Collection entries.
┌──
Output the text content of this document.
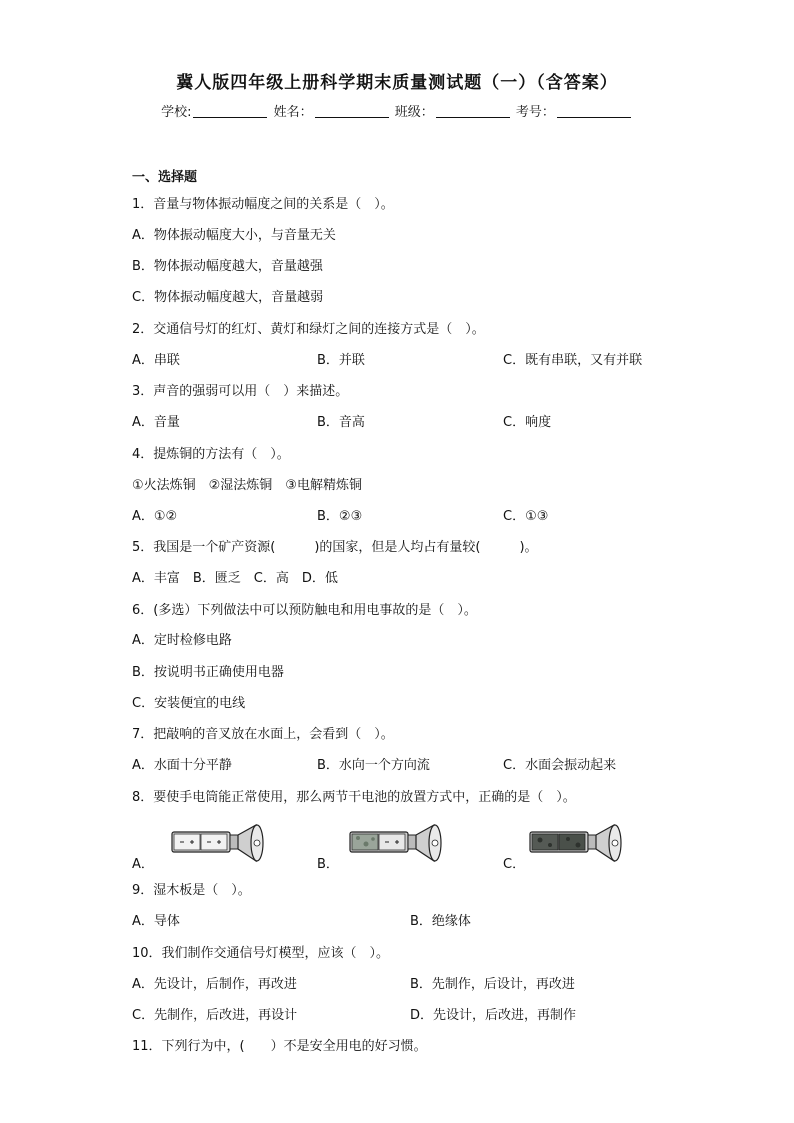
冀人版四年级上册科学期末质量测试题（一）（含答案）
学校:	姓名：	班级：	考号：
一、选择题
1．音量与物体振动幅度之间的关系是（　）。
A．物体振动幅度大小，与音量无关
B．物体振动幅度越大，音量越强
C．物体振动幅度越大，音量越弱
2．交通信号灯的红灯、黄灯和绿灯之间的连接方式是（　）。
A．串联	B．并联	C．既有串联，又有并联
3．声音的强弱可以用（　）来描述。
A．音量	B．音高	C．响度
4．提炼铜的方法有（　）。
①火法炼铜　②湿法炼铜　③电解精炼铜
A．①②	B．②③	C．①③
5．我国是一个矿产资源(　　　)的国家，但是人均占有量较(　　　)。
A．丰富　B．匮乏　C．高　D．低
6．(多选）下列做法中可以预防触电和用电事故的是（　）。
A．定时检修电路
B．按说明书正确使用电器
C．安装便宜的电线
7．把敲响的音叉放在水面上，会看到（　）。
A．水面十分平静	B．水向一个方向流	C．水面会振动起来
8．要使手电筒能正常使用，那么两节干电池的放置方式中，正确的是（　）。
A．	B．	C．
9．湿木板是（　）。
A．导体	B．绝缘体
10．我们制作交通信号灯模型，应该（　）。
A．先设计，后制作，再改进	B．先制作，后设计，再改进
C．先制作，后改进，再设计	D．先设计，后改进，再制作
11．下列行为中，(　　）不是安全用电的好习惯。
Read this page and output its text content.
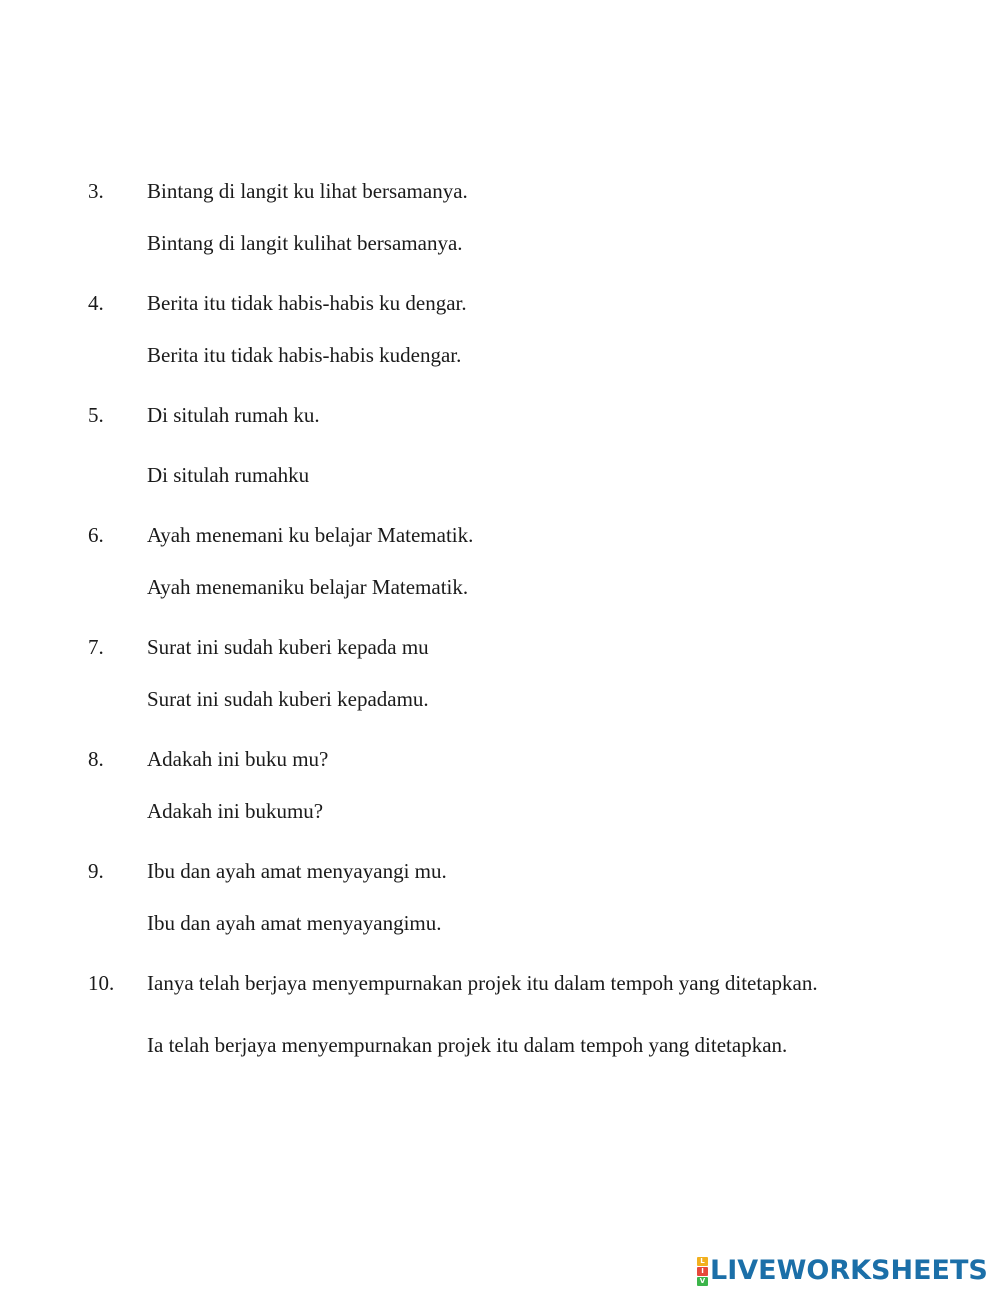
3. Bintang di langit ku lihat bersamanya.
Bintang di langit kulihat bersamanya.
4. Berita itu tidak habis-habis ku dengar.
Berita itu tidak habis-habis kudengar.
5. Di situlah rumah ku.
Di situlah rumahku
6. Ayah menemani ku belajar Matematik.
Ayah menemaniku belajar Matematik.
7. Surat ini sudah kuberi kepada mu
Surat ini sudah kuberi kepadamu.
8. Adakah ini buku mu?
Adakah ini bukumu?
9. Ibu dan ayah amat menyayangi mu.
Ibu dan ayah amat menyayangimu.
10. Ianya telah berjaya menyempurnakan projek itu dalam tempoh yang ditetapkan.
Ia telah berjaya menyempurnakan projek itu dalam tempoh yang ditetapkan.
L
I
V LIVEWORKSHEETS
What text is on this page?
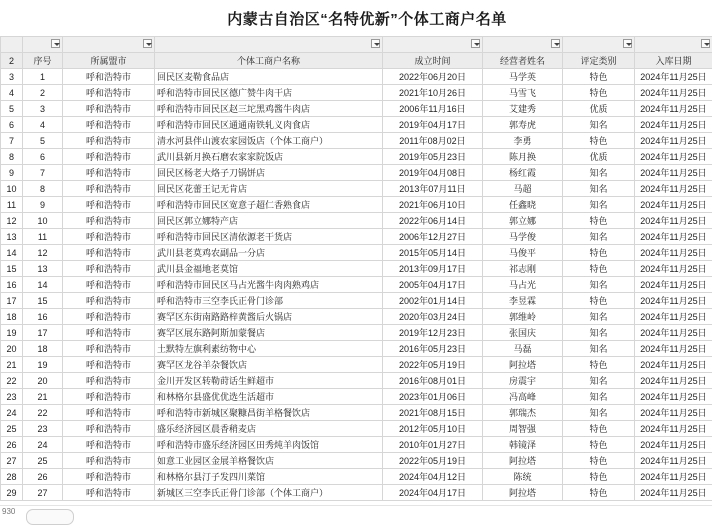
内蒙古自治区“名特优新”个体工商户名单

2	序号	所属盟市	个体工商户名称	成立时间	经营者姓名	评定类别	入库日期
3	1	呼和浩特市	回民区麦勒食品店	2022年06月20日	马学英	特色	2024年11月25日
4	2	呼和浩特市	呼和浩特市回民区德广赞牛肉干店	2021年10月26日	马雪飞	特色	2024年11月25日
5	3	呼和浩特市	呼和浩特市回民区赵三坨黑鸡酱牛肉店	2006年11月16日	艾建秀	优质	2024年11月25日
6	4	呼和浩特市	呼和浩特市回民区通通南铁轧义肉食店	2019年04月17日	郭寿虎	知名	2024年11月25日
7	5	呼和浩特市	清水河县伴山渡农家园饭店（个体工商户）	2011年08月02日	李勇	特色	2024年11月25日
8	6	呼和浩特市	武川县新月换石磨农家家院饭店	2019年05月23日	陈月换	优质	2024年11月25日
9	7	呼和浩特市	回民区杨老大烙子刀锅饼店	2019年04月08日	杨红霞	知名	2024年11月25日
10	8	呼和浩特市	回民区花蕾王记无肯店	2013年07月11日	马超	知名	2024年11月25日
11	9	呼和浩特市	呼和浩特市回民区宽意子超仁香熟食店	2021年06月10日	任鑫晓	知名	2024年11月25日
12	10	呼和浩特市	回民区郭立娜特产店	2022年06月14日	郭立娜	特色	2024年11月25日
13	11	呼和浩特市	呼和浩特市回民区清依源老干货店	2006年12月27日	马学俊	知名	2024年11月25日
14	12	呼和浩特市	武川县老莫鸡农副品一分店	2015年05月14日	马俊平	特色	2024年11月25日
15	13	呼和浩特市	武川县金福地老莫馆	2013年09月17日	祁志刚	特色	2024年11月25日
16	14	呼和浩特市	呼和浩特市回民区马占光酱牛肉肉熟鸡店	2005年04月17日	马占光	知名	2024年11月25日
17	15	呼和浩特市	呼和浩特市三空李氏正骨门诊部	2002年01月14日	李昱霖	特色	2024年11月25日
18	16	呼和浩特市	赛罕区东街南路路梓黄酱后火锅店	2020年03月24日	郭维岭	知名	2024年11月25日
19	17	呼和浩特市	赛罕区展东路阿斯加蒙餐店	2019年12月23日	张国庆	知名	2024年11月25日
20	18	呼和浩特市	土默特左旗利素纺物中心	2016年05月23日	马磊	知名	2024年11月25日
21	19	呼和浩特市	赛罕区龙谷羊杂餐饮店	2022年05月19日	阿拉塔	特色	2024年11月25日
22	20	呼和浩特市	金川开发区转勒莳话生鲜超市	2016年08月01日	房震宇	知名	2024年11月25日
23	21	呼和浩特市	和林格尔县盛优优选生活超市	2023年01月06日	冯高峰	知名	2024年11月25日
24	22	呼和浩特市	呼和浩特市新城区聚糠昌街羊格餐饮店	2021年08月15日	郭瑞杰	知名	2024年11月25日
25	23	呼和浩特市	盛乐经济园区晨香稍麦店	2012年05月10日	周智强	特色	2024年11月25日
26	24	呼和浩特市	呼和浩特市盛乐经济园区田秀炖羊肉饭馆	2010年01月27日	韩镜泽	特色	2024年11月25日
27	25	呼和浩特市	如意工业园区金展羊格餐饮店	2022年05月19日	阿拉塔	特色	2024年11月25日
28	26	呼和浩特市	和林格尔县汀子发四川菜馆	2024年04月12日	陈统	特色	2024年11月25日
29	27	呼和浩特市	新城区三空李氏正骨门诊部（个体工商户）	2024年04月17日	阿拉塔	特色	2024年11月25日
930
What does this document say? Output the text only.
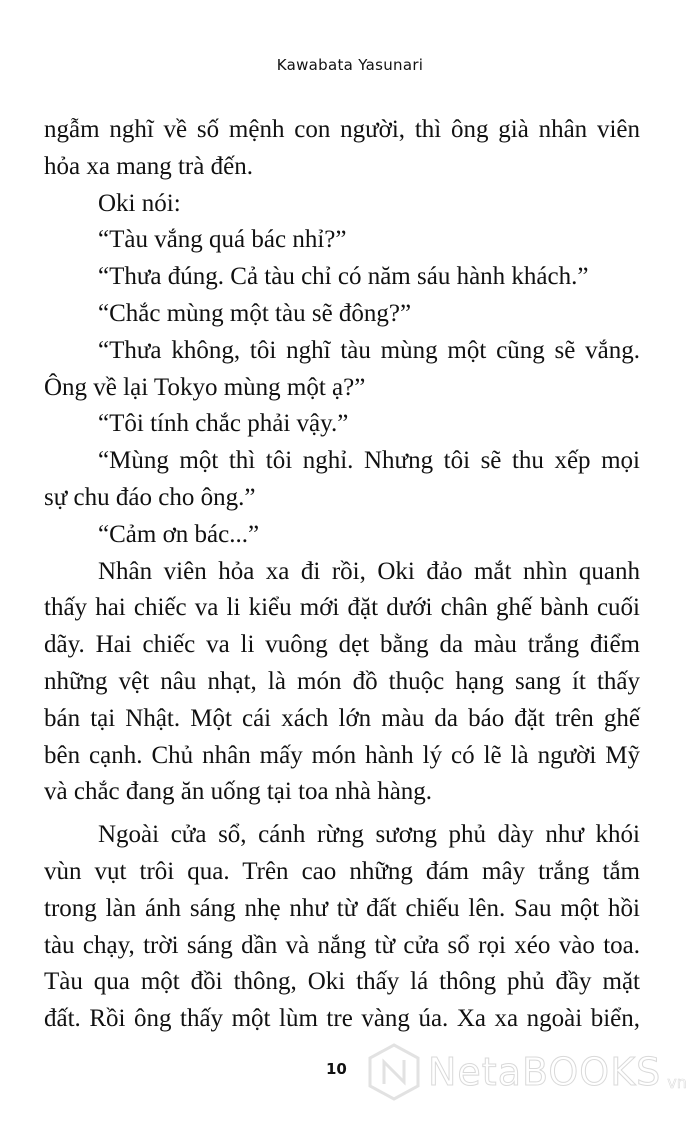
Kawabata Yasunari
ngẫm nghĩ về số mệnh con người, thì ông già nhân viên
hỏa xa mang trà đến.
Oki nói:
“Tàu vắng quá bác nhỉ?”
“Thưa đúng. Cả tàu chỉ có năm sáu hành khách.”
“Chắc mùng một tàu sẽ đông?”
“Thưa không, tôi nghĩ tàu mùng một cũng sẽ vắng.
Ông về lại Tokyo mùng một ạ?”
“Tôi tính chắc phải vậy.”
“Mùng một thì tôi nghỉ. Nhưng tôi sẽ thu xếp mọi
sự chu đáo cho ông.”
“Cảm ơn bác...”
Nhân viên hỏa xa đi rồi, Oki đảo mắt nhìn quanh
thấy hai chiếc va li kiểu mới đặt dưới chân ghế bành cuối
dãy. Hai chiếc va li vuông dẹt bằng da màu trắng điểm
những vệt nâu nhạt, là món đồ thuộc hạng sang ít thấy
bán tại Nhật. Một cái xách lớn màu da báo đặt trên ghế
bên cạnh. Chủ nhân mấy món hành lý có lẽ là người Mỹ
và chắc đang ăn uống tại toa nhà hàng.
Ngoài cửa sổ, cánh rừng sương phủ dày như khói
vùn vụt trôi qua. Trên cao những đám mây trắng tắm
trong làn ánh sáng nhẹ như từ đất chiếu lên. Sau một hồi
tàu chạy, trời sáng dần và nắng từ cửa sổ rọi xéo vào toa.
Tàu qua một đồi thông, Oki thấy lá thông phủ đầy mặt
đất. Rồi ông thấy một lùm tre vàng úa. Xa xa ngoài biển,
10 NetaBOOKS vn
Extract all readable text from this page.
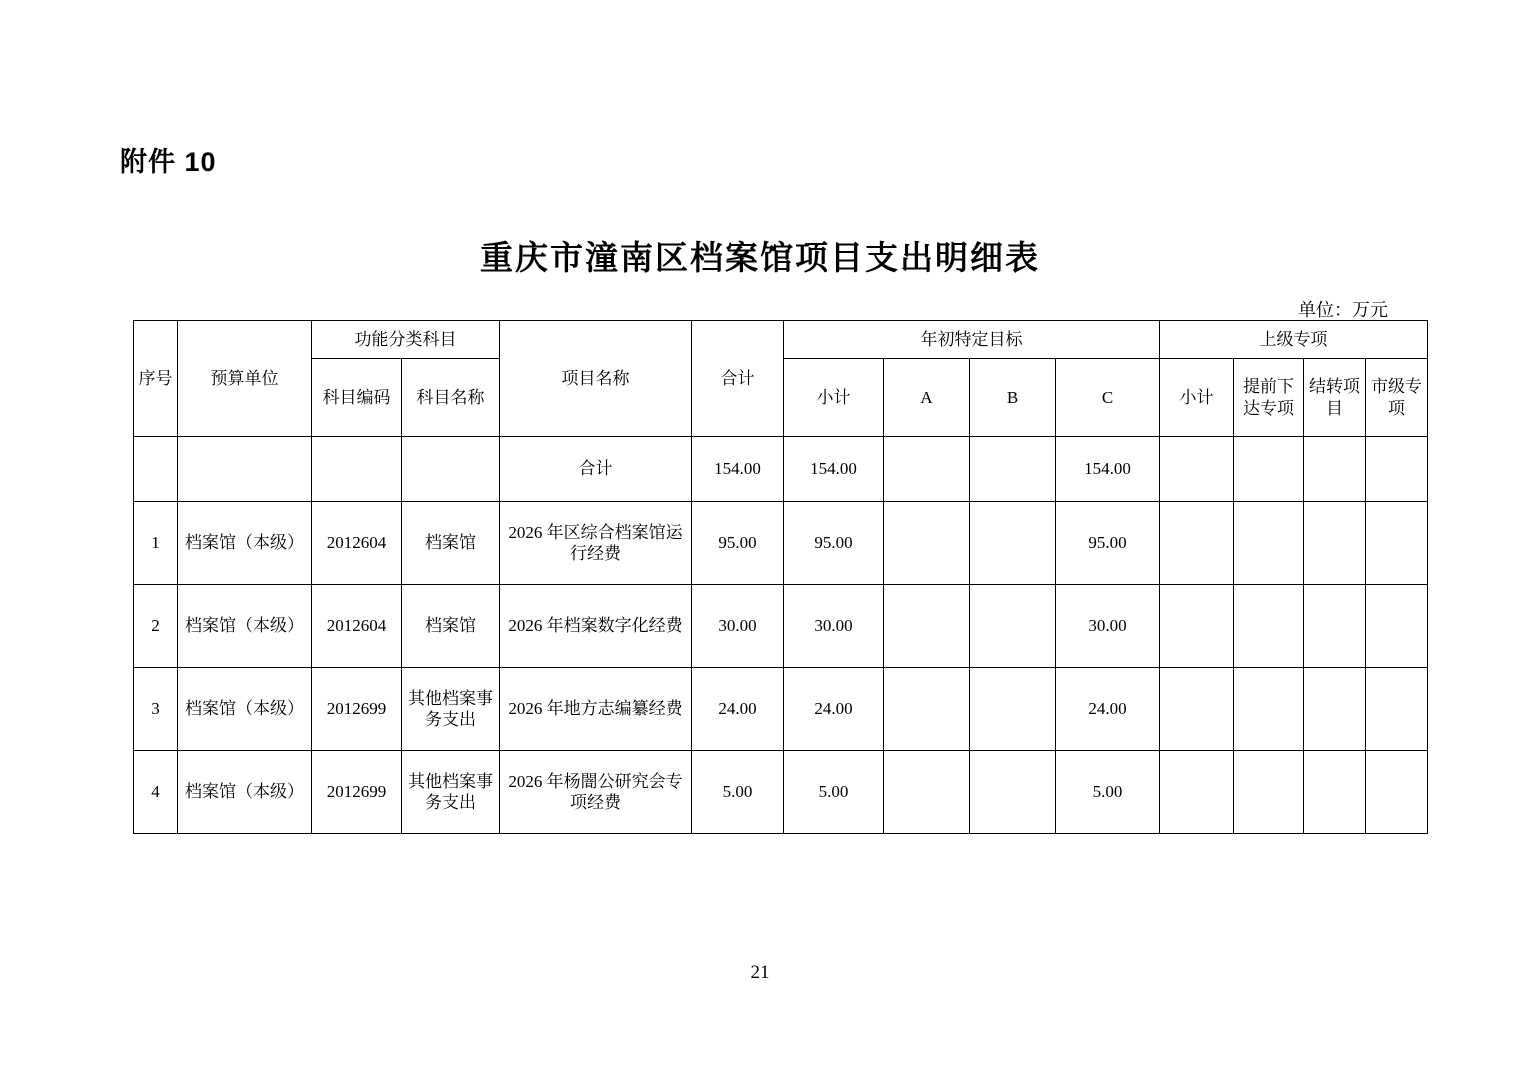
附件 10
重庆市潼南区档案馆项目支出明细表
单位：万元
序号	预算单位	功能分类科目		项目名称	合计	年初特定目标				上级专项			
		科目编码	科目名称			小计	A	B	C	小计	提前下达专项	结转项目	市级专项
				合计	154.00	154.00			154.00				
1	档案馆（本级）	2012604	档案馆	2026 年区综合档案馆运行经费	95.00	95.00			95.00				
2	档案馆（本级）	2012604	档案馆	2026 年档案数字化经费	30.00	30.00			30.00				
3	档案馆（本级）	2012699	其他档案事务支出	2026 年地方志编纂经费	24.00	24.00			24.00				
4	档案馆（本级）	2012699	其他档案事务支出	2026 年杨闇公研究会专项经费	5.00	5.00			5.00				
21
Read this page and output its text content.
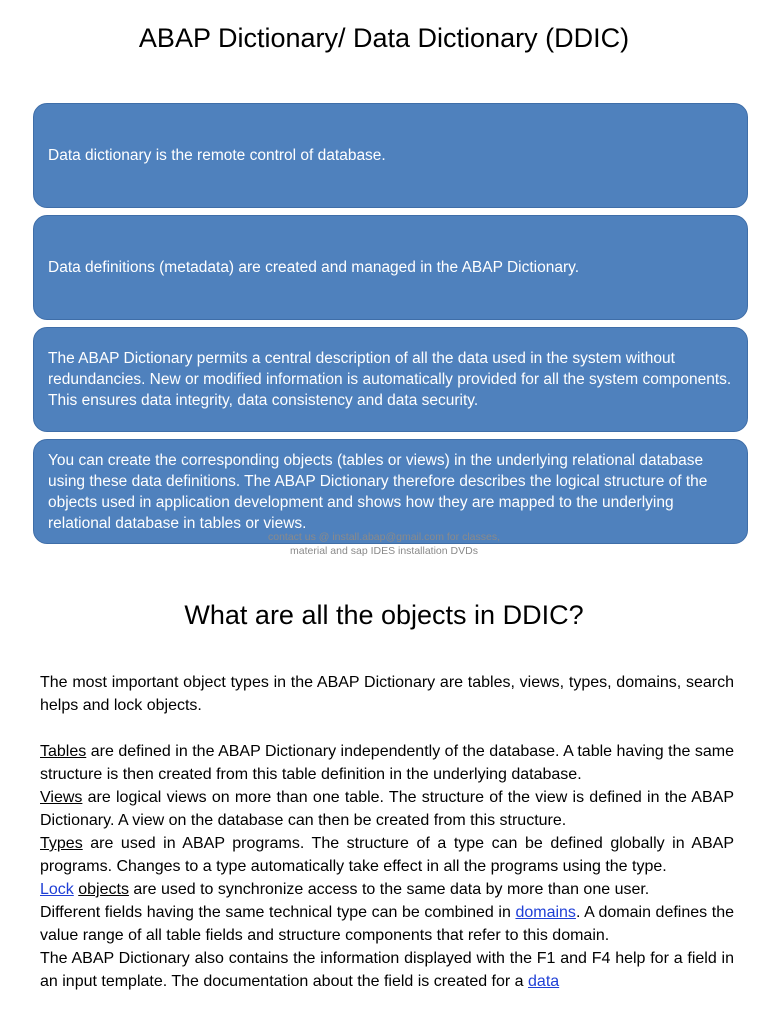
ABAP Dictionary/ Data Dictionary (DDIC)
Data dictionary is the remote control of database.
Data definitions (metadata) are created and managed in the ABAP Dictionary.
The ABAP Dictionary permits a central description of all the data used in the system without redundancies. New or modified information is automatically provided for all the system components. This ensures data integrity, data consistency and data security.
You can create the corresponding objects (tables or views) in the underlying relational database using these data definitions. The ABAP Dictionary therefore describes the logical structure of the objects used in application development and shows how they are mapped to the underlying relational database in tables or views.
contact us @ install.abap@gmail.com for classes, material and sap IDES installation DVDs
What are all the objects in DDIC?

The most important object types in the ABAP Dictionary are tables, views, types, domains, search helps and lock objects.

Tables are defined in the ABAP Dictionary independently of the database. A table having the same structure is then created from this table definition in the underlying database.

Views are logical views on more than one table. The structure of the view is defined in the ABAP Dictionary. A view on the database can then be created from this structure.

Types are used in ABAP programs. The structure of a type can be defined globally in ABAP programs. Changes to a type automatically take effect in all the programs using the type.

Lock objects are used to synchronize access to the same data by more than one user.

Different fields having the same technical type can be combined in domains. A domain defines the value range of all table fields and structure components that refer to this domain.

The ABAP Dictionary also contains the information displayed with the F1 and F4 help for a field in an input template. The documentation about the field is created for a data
└──
Copy every line in the listing above where the string "using" turns up.

Solution to the problem.
You can create the corresponding objects (tables or views) in the underlying relational database using these data definitions. The ABAP Dictionary therefore describes the logical structure of the objects used in application development and shows how they are mapped to the underlying relational database in tables or views.
Types are used in ABAP programs. The structure of a type can be defined globally in ABAP programs. Changes to a type automatically take effect in all the programs using the type.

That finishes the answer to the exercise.